## Problem details
Only a number is wanted here: the number of lines of the data that include "Norwegian".

[Stored data]
** start **
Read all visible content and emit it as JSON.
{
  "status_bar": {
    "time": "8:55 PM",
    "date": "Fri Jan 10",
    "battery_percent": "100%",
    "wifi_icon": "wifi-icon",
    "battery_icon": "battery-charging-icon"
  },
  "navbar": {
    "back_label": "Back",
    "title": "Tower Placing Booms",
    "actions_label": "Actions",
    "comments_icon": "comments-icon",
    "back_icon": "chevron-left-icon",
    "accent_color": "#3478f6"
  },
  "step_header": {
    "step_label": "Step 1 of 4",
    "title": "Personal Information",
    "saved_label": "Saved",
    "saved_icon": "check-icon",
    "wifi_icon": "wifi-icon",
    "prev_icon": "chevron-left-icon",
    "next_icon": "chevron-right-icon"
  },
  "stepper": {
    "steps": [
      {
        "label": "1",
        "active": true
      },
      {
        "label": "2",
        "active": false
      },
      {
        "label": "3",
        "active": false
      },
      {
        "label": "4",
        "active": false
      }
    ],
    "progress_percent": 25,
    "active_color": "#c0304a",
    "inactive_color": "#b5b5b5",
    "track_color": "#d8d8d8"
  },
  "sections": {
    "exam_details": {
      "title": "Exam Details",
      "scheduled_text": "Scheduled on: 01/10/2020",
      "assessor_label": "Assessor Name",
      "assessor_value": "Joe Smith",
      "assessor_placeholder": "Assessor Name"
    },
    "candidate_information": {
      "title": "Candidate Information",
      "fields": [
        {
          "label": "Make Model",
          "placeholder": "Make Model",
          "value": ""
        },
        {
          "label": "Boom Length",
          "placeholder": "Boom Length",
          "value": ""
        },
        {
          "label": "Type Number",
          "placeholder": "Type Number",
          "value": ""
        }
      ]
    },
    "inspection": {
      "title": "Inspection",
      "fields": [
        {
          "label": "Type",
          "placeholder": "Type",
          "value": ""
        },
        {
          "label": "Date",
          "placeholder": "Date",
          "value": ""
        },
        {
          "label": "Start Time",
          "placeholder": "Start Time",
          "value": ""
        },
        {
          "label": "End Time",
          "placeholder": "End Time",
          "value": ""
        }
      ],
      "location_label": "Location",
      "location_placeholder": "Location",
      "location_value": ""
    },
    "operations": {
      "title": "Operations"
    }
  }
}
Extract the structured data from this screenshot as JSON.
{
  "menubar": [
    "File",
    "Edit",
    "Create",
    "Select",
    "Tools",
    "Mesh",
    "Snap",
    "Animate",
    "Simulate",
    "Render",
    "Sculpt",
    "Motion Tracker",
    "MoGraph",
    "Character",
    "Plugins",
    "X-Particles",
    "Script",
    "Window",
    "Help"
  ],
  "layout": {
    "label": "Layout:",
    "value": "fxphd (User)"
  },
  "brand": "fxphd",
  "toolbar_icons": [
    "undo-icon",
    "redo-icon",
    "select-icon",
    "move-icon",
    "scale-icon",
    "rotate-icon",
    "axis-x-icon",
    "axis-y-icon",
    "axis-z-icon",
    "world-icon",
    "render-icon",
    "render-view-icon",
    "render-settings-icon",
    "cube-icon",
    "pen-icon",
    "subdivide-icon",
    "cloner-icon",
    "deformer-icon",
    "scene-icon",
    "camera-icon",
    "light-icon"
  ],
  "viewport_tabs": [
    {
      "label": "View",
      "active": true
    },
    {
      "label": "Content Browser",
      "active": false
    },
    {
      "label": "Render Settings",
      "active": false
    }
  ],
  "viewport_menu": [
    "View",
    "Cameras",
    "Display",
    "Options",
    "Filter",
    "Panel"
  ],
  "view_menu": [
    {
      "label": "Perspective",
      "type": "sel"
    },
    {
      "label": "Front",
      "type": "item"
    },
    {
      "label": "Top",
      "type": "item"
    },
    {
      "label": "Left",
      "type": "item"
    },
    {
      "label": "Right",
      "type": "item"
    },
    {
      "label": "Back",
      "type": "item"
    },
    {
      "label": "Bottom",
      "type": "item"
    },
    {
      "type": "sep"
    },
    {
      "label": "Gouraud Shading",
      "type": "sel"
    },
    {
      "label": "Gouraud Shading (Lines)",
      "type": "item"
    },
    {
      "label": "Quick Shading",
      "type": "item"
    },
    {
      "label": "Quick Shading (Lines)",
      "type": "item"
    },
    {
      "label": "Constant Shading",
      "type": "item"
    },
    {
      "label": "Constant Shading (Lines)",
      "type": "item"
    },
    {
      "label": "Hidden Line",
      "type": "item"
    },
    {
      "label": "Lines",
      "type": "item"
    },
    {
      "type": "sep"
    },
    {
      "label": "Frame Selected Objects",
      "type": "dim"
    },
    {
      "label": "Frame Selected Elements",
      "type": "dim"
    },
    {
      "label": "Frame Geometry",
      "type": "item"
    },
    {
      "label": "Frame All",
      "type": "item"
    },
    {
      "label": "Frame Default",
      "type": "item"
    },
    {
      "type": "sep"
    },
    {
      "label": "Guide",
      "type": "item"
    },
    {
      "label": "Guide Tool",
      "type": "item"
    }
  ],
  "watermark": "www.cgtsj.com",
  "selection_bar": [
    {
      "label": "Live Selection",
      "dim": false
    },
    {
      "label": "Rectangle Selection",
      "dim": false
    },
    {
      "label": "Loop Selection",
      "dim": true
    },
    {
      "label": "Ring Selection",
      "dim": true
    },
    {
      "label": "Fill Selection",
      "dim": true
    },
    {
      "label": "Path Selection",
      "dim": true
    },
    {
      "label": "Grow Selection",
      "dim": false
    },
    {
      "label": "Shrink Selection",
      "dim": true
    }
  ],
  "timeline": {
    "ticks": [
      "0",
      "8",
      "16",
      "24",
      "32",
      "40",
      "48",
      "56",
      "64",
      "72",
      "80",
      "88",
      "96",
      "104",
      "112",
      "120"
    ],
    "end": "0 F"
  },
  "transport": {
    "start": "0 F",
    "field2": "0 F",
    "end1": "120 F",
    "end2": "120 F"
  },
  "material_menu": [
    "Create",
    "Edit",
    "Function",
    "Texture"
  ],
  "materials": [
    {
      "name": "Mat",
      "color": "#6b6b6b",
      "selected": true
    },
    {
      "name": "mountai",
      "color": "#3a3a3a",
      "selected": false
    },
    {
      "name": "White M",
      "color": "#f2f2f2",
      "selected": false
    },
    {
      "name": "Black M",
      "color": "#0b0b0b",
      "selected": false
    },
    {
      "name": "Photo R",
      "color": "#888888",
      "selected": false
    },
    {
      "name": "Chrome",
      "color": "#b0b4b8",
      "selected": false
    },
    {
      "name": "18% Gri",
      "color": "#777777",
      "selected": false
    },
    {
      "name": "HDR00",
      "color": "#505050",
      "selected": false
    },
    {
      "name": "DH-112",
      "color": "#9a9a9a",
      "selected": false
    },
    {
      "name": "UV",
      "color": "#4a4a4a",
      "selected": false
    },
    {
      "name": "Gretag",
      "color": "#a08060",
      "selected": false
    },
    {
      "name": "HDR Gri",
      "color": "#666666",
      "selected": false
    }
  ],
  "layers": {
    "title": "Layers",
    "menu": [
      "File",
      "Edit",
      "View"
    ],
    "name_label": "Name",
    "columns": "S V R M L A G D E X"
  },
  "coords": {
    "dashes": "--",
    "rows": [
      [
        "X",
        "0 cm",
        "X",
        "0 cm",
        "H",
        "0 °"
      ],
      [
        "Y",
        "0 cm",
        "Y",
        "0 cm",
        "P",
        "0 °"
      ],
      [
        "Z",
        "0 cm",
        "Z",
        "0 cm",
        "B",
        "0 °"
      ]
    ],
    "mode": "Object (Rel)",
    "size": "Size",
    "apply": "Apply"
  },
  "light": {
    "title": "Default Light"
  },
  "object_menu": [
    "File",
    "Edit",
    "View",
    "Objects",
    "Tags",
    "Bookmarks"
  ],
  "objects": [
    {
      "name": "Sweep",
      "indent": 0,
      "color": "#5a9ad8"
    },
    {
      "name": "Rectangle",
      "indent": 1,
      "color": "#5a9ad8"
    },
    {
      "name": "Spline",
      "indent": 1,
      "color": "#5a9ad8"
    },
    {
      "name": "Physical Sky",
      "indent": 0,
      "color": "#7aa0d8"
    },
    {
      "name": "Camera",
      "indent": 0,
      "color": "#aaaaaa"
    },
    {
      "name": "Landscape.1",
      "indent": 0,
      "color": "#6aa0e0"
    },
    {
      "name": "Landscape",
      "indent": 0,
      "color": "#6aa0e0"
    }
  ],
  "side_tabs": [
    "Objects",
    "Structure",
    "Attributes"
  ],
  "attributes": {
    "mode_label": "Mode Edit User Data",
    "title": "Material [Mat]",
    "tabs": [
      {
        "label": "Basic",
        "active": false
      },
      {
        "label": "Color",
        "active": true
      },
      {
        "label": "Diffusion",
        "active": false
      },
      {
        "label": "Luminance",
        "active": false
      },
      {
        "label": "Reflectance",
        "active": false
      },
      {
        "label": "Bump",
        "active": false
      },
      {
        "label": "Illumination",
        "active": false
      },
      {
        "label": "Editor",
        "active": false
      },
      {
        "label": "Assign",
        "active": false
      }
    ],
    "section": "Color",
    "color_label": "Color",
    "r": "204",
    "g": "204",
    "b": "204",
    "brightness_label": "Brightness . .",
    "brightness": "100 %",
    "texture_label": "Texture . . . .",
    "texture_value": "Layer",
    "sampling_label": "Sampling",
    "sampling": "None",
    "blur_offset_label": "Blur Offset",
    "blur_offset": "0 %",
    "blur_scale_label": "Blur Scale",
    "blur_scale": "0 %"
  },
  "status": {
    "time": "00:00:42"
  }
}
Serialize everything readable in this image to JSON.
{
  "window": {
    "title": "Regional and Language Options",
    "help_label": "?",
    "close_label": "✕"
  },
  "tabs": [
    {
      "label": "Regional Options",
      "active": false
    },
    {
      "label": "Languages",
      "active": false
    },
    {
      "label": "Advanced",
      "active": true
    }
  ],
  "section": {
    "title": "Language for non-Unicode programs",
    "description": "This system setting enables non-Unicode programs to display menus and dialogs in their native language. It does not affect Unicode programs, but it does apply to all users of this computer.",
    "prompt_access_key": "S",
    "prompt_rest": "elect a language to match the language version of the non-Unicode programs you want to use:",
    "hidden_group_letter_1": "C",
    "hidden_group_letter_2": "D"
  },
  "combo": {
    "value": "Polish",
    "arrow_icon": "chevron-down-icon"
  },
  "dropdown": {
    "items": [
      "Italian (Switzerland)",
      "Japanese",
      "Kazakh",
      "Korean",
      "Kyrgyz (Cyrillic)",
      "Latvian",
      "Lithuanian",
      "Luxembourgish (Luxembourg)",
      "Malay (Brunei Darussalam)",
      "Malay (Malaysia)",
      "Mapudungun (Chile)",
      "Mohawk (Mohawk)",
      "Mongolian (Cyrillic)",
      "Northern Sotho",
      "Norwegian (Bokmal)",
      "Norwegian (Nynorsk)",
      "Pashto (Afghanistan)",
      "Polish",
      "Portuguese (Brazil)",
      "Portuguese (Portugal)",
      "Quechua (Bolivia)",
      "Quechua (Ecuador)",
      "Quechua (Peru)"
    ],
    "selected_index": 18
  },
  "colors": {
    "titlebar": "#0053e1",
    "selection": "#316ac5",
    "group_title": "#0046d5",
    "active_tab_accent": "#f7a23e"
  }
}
** end **
## Answer in full
2